▸ **ASSIGNMENT**
Check each line below for the word "Vormittags". Then give only how many lines have it.

═════ TASK MATERIAL

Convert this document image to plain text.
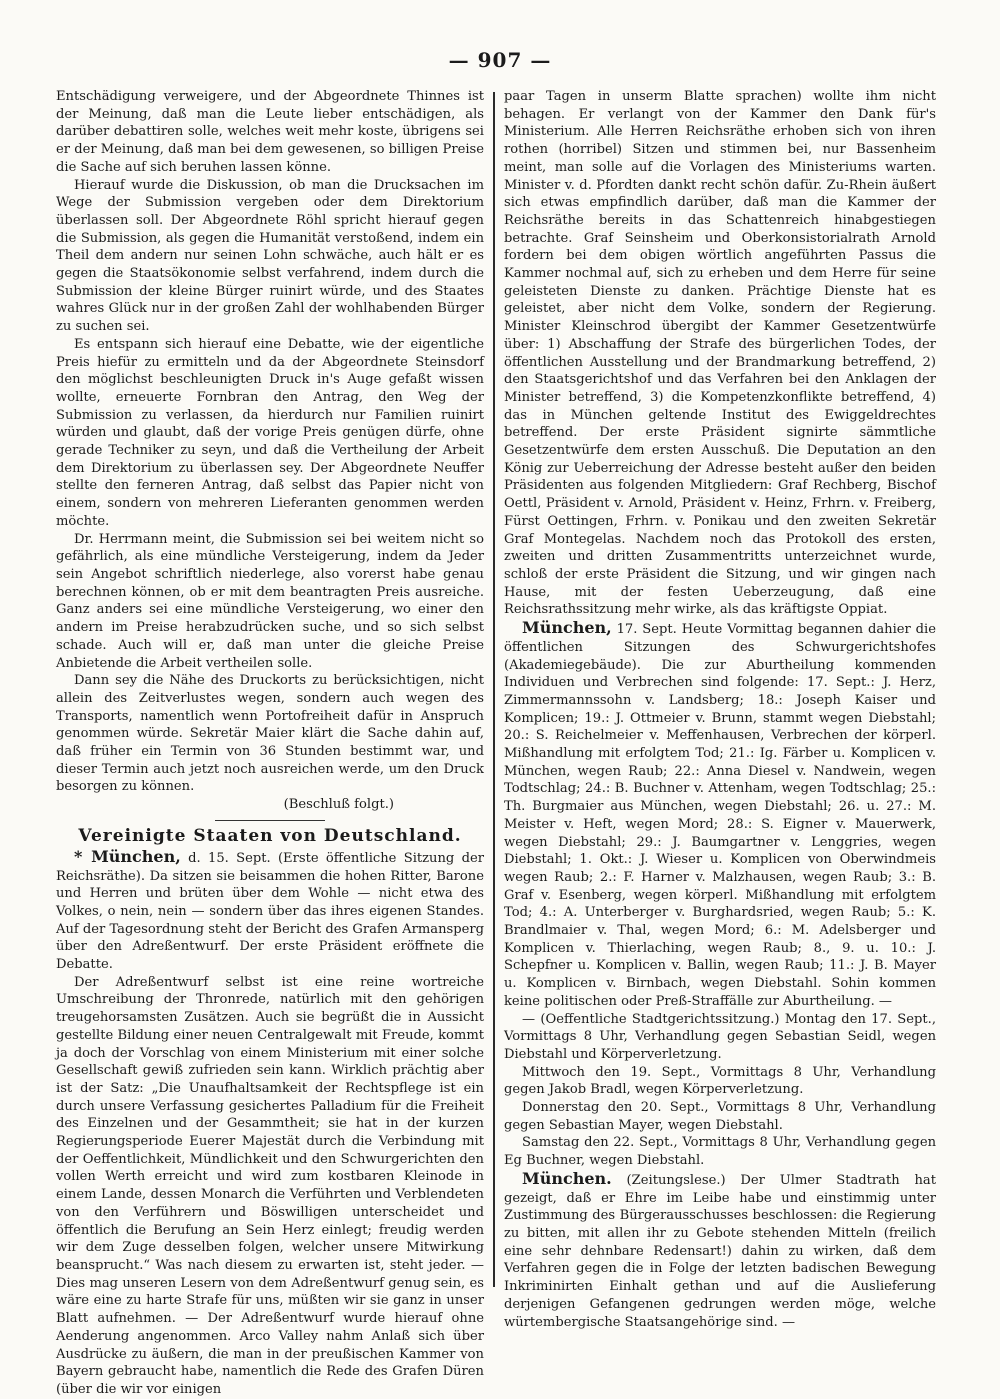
— 907 —

Entschädigung verweigere, und der Abgeordnete Thinnes ist der Meinung, daß man die Leute lieber entschädigen, als darüber debattiren solle, welches weit mehr koste, übrigens sei er der Meinung, daß man bei dem gewesenen, so billigen Preise die Sache auf sich beruhen lassen könne.

Hierauf wurde die Diskussion, ob man die Drucksachen im Wege der Submission vergeben oder dem Direktorium überlassen soll. Der Abgeordnete Röhl spricht hierauf gegen die Submission, als gegen die Humanität verstoßend, indem ein Theil dem andern nur seinen Lohn schwäche, auch hält er es gegen die Staatsökonomie selbst verfahrend, indem durch die Submission der kleine Bürger ruinirt würde, und des Staates wahres Glück nur in der großen Zahl der wohlhabenden Bürger zu suchen sei.

Es entspann sich hierauf eine Debatte, wie der eigentliche Preis hiefür zu ermitteln und da der Abgeordnete Steinsdorf den möglichst beschleunigten Druck in's Auge gefaßt wissen wollte, erneuerte Fornbran den Antrag, den Weg der Submission zu verlassen, da hierdurch nur Familien ruinirt würden und glaubt, daß der vorige Preis genügen dürfe, ohne gerade Techniker zu seyn, und daß die Vertheilung der Arbeit dem Direktorium zu überlassen sey. Der Abgeordnete Neuffer stellte den ferneren Antrag, daß selbst das Papier nicht von einem, sondern von mehreren Lieferanten genommen werden möchte.

Dr. Herrmann meint, die Submission sei bei weitem nicht so gefährlich, als eine mündliche Versteigerung, indem da Jeder sein Angebot schriftlich niederlege, also vorerst habe genau berechnen können, ob er mit dem beantragten Preis ausreiche. Ganz anders sei eine mündliche Versteigerung, wo einer den andern im Preise herabzudrücken suche, und so sich selbst schade. Auch will er, daß man unter die gleiche Preise Anbietende die Arbeit vertheilen solle.

Dann sey die Nähe des Druckorts zu berücksichtigen, nicht allein des Zeitverlustes wegen, sondern auch wegen des Transports, namentlich wenn Portofreiheit dafür in Anspruch genommen würde. Sekretär Maier klärt die Sache dahin auf, daß früher ein Termin von 36 Stunden bestimmt war, und dieser Termin auch jetzt noch ausreichen werde, um den Druck besorgen zu können.

(Beschluß folgt.)

Vereinigte Staaten von Deutschland.

* München, d. 15. Sept. (Erste öffentliche Sitzung der Reichsräthe). Da sitzen sie beisammen die hohen Ritter, Barone und Herren und brüten über dem Wohle — nicht etwa des Volkes, o nein, nein — sondern über das ihres eigenen Standes. Auf der Tagesordnung steht der Bericht des Grafen Armansperg über den Adreßentwurf. Der erste Präsident eröffnete die Debatte.

Der Adreßentwurf selbst ist eine reine wortreiche Umschreibung der Thronrede, natürlich mit den gehörigen treugehorsamsten Zusätzen. Auch sie begrüßt die in Aussicht gestellte Bildung einer neuen Centralgewalt mit Freude, kommt ja doch der Vorschlag von einem Ministerium mit einer solche Gesellschaft gewiß zufrieden sein kann. Wirklich prächtig aber ist der Satz: „Die Unaufhaltsamkeit der Rechtspflege ist ein durch unsere Verfassung gesichertes Palladium für die Freiheit des Einzelnen und der Gesammtheit; sie hat in der kurzen Regierungsperiode Euerer Majestät durch die Verbindung mit der Oeffentlichkeit, Mündlichkeit und den Schwurgerichten den vollen Werth erreicht und wird zum kostbaren Kleinode in einem Lande, dessen Monarch die Verführten und Verblendeten von den Verführern und Böswilligen unterscheidet und öffentlich die Berufung an Sein Herz einlegt; freudig werden wir dem Zuge desselben folgen, welcher unsere Mitwirkung beansprucht.“ Was nach diesem zu erwarten ist, steht jeder. — Dies mag unseren Lesern von dem Adreßentwurf genug sein, es wäre eine zu harte Strafe für uns, müßten wir sie ganz in unser Blatt aufnehmen. — Der Adreßentwurf wurde hierauf ohne Aenderung angenommen. Arco Valley nahm Anlaß sich über Ausdrücke zu äußern, die man in der preußischen Kammer von Bayern gebraucht habe, namentlich die Rede des Grafen Düren (über die wir vor einigen

paar Tagen in unserm Blatte sprachen) wollte ihm nicht behagen. Er verlangt von der Kammer den Dank für's Ministerium. Alle Herren Reichsräthe erhoben sich von ihren rothen (horribel) Sitzen und stimmen bei, nur Bassenheim meint, man solle auf die Vorlagen des Ministeriums warten. Minister v. d. Pfordten dankt recht schön dafür. Zu-Rhein äußert sich etwas empfindlich darüber, daß man die Kammer der Reichsräthe bereits in das Schattenreich hinabgestiegen betrachte. Graf Seinsheim und Oberkonsistorialrath Arnold fordern bei dem obigen wörtlich angeführten Passus die Kammer nochmal auf, sich zu erheben und dem Herre für seine geleisteten Dienste zu danken. Prächtige Dienste hat es geleistet, aber nicht dem Volke, sondern der Regierung. Minister Kleinschrod übergibt der Kammer Gesetzentwürfe über: 1) Abschaffung der Strafe des bürgerlichen Todes, der öffentlichen Ausstellung und der Brandmarkung betreffend, 2) den Staatsgerichtshof und das Verfahren bei den Anklagen der Minister betreffend, 3) die Kompetenzkonflikte betreffend, 4) das in München geltende Institut des Ewiggeldrechtes betreffend. Der erste Präsident signirte sämmtliche Gesetzentwürfe dem ersten Ausschuß. Die Deputation an den König zur Ueberreichung der Adresse besteht außer den beiden Präsidenten aus folgenden Mitgliedern: Graf Rechberg, Bischof Oettl, Präsident v. Arnold, Präsident v. Heinz, Frhrn. v. Freiberg, Fürst Oettingen, Frhrn. v. Ponikau und den zweiten Sekretär Graf Montegelas. Nachdem noch das Protokoll des ersten, zweiten und dritten Zusammentritts unterzeichnet wurde, schloß der erste Präsident die Sitzung, und wir gingen nach Hause, mit der festen Ueberzeugung, daß eine Reichsrathssitzung mehr wirke, als das kräftigste Oppiat.

München, 17. Sept. Heute Vormittag begannen dahier die öffentlichen Sitzungen des Schwurgerichtshofes (Akademiegebäude). Die zur Aburtheilung kommenden Individuen und Verbrechen sind folgende: 17. Sept.: J. Herz, Zimmermannssohn v. Landsberg; 18.: Joseph Kaiser und Komplicen; 19.: J. Ottmeier v. Brunn, stammt wegen Diebstahl; 20.: S. Reichelmeier v. Meffenhausen, Verbrechen der körperl. Mißhandlung mit erfolgtem Tod; 21.: Ig. Färber u. Komplicen v. München, wegen Raub; 22.: Anna Diesel v. Nandwein, wegen Todtschlag; 24.: B. Buchner v. Attenham, wegen Todtschlag; 25.: Th. Burgmaier aus München, wegen Diebstahl; 26. u. 27.: M. Meister v. Heft, wegen Mord; 28.: S. Eigner v. Mauerwerk, wegen Diebstahl; 29.: J. Baumgartner v. Lenggries, wegen Diebstahl; 1. Okt.: J. Wieser u. Komplicen von Oberwindmeis wegen Raub; 2.: F. Harner v. Malzhausen, wegen Raub; 3.: B. Graf v. Esenberg, wegen körperl. Mißhandlung mit erfolgtem Tod; 4.: A. Unterberger v. Burghardsried, wegen Raub; 5.: K. Brandlmaier v. Thal, wegen Mord; 6.: M. Adelsberger und Komplicen v. Thierlaching, wegen Raub; 8., 9. u. 10.: J. Schepfner u. Komplicen v. Ballin, wegen Raub; 11.: J. B. Mayer u. Komplicen v. Birnbach, wegen Diebstahl. Sohin kommen keine politischen oder Preß-Straffälle zur Aburtheilung. —

— (Oeffentliche Stadtgerichtssitzung.) Montag den 17. Sept., Vormittags 8 Uhr, Verhandlung gegen Sebastian Seidl, wegen Diebstahl und Körperverletzung.

Mittwoch den 19. Sept., Vormittags 8 Uhr, Verhandlung gegen Jakob Bradl, wegen Körperverletzung.

Donnerstag den 20. Sept., Vormittags 8 Uhr, Verhandlung gegen Sebastian Mayer, wegen Diebstahl.

Samstag den 22. Sept., Vormittags 8 Uhr, Verhandlung gegen Eg Buchner, wegen Diebstahl.

München. (Zeitungslese.) Der Ulmer Stadtrath hat gezeigt, daß er Ehre im Leibe habe und einstimmig unter Zustimmung des Bürgerausschusses beschlossen: die Regierung zu bitten, mit allen ihr zu Gebote stehenden Mitteln (freilich eine sehr dehnbare Redensart!) dahin zu wirken, daß dem Verfahren gegen die in Folge der letzten badischen Bewegung Inkriminirten Einhalt gethan und auf die Auslieferung derjenigen Gefangenen gedrungen werden möge, welche würtembergische Staatsangehörige sind. —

══════════

▸ **EXERCISE SOLUTION**
4